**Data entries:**
#####
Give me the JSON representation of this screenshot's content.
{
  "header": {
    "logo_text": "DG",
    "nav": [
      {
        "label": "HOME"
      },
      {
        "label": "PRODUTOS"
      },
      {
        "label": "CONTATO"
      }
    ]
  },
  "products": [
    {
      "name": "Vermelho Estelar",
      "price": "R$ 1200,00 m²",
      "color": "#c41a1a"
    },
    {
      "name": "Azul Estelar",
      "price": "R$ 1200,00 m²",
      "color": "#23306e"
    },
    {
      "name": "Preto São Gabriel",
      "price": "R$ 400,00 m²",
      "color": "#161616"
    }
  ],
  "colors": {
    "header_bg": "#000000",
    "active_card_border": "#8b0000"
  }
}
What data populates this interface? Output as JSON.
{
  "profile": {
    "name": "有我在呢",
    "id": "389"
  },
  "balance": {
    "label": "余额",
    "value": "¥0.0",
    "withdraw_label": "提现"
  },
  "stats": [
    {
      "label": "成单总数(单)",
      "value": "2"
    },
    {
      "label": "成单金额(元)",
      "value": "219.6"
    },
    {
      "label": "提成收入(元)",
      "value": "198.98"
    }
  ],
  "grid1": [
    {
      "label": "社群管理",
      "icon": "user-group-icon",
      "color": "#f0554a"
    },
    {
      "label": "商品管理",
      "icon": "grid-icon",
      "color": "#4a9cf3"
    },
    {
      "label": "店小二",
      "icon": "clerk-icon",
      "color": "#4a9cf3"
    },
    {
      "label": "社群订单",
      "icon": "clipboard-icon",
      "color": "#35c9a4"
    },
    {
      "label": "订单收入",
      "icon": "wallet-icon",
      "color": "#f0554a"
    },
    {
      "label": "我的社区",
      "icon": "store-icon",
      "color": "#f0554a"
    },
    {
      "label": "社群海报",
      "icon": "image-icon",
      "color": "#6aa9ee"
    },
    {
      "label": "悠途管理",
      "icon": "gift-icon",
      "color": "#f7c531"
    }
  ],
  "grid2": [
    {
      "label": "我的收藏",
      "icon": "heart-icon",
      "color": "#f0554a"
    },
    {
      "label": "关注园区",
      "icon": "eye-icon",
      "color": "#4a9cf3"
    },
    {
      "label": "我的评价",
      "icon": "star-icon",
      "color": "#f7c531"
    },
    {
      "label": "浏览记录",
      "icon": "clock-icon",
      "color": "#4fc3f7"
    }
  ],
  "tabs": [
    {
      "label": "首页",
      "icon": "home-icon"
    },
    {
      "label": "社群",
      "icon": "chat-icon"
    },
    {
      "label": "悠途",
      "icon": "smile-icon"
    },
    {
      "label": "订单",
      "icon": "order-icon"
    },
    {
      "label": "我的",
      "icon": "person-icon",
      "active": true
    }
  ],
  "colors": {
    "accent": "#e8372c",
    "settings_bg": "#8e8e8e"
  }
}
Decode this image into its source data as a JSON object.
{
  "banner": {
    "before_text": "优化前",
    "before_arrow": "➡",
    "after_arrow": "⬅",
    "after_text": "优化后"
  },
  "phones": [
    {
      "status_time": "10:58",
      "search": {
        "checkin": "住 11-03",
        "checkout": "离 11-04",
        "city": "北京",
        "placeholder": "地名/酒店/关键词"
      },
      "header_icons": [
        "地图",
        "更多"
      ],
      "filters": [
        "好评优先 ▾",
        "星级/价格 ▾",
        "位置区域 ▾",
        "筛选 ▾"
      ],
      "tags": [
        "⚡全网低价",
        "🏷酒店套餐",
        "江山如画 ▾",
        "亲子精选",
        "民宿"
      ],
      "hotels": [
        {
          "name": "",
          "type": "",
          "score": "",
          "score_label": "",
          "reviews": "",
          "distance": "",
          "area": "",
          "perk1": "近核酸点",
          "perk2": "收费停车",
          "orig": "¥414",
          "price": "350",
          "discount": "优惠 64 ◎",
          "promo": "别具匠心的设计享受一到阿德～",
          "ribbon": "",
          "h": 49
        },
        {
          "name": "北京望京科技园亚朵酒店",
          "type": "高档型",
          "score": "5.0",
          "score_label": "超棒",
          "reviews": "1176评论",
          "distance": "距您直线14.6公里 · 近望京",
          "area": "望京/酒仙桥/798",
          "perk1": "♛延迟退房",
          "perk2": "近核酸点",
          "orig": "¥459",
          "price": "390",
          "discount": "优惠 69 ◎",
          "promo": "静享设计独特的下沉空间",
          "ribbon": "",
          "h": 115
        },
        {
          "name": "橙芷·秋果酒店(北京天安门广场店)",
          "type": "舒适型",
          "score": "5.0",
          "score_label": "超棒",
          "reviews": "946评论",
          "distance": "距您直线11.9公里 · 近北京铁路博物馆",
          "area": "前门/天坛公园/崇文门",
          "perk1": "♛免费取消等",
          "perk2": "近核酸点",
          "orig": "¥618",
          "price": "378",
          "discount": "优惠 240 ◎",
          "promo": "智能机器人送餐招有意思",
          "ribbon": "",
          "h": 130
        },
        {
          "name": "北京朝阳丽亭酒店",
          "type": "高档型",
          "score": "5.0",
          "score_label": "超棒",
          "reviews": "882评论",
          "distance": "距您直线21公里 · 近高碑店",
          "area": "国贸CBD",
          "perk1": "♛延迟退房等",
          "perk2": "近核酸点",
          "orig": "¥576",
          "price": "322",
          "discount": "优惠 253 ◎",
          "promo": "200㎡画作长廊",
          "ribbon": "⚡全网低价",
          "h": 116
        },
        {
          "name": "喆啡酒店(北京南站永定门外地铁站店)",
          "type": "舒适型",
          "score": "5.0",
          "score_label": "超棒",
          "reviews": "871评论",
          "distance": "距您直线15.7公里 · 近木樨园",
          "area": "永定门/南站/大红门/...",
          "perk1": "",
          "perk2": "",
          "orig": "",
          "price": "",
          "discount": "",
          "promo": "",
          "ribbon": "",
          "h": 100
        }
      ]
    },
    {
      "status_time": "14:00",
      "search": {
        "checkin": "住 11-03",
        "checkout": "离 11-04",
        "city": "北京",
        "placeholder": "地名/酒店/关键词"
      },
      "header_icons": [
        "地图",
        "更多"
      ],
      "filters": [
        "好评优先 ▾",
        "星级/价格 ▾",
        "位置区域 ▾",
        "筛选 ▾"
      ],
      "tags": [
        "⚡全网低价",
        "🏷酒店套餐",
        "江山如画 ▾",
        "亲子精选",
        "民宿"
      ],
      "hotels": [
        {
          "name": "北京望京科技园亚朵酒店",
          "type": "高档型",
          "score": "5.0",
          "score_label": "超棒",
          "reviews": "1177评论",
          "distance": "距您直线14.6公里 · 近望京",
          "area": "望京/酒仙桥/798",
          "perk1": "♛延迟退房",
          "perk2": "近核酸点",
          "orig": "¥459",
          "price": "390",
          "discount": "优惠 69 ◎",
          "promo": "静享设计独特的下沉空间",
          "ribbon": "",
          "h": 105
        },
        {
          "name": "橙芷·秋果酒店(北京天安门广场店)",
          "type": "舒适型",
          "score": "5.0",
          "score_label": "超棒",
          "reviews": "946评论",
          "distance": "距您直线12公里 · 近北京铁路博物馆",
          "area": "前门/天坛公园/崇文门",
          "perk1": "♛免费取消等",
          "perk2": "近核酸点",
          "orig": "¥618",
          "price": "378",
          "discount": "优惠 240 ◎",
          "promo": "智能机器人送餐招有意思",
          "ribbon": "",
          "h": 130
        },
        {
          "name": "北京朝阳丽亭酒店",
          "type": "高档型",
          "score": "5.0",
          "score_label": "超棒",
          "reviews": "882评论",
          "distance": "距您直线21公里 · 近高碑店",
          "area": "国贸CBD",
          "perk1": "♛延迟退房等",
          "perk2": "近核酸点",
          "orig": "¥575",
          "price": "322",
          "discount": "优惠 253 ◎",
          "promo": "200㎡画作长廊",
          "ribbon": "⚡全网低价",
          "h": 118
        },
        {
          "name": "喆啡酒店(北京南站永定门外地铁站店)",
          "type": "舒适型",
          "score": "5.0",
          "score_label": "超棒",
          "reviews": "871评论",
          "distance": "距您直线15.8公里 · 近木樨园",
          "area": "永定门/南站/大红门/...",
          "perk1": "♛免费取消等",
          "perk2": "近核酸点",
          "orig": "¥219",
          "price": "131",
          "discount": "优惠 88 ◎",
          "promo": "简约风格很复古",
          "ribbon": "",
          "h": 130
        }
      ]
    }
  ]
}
#####
Give the count of lines holding the word "近北京铁路博物馆", with no other words.

2